### Exercise objective
Output every record word for word.

## begin Given data

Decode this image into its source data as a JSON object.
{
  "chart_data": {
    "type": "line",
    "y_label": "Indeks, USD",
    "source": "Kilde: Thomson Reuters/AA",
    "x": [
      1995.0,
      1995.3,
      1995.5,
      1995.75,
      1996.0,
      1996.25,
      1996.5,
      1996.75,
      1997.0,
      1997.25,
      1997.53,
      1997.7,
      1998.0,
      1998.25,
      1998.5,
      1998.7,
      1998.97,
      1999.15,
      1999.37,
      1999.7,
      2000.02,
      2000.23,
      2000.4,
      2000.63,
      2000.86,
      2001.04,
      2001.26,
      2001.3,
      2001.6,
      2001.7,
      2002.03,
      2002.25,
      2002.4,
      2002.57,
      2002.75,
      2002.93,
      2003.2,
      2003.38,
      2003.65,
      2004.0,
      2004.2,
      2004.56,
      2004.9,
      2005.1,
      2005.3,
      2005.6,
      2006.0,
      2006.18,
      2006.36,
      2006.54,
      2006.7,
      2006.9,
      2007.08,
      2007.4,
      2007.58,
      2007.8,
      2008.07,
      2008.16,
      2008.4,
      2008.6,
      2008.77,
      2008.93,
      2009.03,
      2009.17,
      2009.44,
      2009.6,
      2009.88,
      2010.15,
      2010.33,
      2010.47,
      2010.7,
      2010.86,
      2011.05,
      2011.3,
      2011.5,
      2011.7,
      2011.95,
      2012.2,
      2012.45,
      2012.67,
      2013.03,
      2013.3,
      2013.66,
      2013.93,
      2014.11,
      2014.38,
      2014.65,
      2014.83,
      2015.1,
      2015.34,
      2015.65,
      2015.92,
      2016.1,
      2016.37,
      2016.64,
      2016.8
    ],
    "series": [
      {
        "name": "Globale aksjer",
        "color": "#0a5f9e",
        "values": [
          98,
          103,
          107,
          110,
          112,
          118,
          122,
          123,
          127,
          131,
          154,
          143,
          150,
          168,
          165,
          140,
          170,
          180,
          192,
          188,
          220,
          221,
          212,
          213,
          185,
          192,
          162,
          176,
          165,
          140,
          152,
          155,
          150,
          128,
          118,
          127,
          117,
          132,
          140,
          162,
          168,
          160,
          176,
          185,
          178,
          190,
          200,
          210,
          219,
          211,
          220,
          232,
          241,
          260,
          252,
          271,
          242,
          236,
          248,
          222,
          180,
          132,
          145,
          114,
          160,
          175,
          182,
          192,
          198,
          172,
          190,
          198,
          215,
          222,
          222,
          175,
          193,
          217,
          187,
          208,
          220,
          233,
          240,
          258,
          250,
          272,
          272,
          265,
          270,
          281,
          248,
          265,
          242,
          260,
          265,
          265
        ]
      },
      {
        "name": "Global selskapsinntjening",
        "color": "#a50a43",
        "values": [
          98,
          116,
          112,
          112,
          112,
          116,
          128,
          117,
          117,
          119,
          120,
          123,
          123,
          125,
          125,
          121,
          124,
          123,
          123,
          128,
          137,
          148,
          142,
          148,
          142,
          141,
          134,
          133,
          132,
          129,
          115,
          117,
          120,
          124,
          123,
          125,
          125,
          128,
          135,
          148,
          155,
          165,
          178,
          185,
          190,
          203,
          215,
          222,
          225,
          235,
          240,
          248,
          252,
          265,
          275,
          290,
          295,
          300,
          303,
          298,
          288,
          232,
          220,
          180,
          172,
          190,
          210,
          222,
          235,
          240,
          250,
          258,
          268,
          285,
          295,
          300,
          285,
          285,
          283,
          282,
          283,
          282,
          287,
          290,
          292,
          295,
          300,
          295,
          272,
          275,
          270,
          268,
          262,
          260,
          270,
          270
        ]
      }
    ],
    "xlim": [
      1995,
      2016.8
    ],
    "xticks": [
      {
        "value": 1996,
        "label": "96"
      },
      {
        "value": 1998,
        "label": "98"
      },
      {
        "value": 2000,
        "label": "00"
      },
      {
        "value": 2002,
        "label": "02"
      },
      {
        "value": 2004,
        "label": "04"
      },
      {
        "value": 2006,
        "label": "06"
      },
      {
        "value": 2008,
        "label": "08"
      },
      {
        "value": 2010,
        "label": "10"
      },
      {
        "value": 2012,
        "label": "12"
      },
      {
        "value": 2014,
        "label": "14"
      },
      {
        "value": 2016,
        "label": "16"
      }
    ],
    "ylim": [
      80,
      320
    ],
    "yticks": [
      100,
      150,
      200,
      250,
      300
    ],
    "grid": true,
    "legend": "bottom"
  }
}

## end Given data

### Answer below
Decode this image into its source data as a JSON object.
{
  "chart_data": {
    "type": "line",
    "y_label": "Indeks, USD",
    "source": "Kilde: Thomson Reuters/AA",
    "x": [
      1995.0,
      1995.3,
      1995.5,
      1995.75,
      1996.0,
      1996.25,
      1996.5,
      1996.75,
      1997.0,
      1997.25,
      1997.53,
      1997.7,
      1998.0,
      1998.25,
      1998.5,
      1998.7,
      1998.97,
      1999.15,
      1999.37,
      1999.7,
      2000.02,
      2000.23,
      2000.4,
      2000.63,
      2000.86,
      2001.04,
      2001.26,
      2001.3,
      2001.6,
      2001.7,
      2002.03,
      2002.25,
      2002.4,
      2002.57,
      2002.75,
      2002.93,
      2003.2,
      2003.38,
      2003.65,
      2004.0,
      2004.2,
      2004.56,
      2004.9,
      2005.1,
      2005.3,
      2005.6,
      2006.0,
      2006.18,
      2006.36,
      2006.54,
      2006.7,
      2006.9,
      2007.08,
      2007.4,
      2007.58,
      2007.8,
      2008.07,
      2008.16,
      2008.4,
      2008.6,
      2008.77,
      2008.93,
      2009.03,
      2009.17,
      2009.44,
      2009.6,
      2009.88,
      2010.15,
      2010.33,
      2010.47,
      2010.7,
      2010.86,
      2011.05,
      2011.3,
      2011.5,
      2011.7,
      2011.95,
      2012.2,
      2012.45,
      2012.67,
      2013.03,
      2013.3,
      2013.66,
      2013.93,
      2014.11,
      2014.38,
      2014.65,
      2014.83,
      2015.1,
      2015.34,
      2015.65,
      2015.92,
      2016.1,
      2016.37,
      2016.64,
      2016.8
    ],
    "series": [
      {
        "name": "Globale aksjer",
        "color": "#0a5f9e",
        "values": [
          98,
          103,
          107,
          110,
          112,
          118,
          122,
          123,
          127,
          131,
          154,
          143,
          150,
          168,
          165,
          140,
          170,
          180,
          192,
          188,
          220,
          221,
          212,
          213,
          185,
          192,
          162,
          176,
          165,
          140,
          152,
          155,
          150,
          128,
          118,
          127,
          117,
          132,
          140,
          162,
          168,
          160,
          176,
          185,
          178,
          190,
          200,
          210,
          219,
          211,
          220,
          232,
          241,
          260,
          252,
          271,
          242,
          236,
          248,
          222,
          180,
          132,
          145,
          114,
          160,
          175,
          182,
          192,
          198,
          172,
          190,
          198,
          215,
          222,
          222,
          175,
          193,
          217,
          187,
          208,
          220,
          233,
          240,
          258,
          250,
          272,
          272,
          265,
          270,
          281,
          248,
          265,
          242,
          260,
          265,
          265
        ]
      },
      {
        "name": "Global selskapsinntjening",
        "color": "#a50a43",
        "values": [
          98,
          116,
          112,
          112,
          112,
          116,
          128,
          117,
          117,
          119,
          120,
          123,
          123,
          125,
          125,
          121,
          124,
          123,
          123,
          128,
          137,
          148,
          142,
          148,
          142,
          141,
          134,
          133,
          132,
          129,
          115,
          117,
          120,
          124,
          123,
          125,
          125,
          128,
          135,
          148,
          155,
          165,
          178,
          185,
          190,
          203,
          215,
          222,
          225,
          235,
          240,
          248,
          252,
          265,
          275,
          290,
          295,
          300,
          303,
          298,
          288,
          232,
          220,
          180,
          172,
          190,
          210,
          222,
          235,
          240,
          250,
          258,
          268,
          285,
          295,
          300,
          285,
          285,
          283,
          282,
          283,
          282,
          287,
          290,
          292,
          295,
          300,
          295,
          272,
          275,
          270,
          268,
          262,
          260,
          270,
          270
        ]
      }
    ],
    "xlim": [
      1995,
      2016.8
    ],
    "xticks": [
      {
        "value": 1996,
        "label": "96"
      },
      {
        "value": 1998,
        "label": "98"
      },
      {
        "value": 2000,
        "label": "00"
      },
      {
        "value": 2002,
        "label": "02"
      },
      {
        "value": 2004,
        "label": "04"
      },
      {
        "value": 2006,
        "label": "06"
      },
      {
        "value": 2008,
        "label": "08"
      },
      {
        "value": 2010,
        "label": "10"
      },
      {
        "value": 2012,
        "label": "12"
      },
      {
        "value": 2014,
        "label": "14"
      },
      {
        "value": 2016,
        "label": "16"
      }
    ],
    "ylim": [
      80,
      320
    ],
    "yticks": [
      100,
      150,
      200,
      250,
      300
    ],
    "grid": true,
    "legend": "bottom"
  }
}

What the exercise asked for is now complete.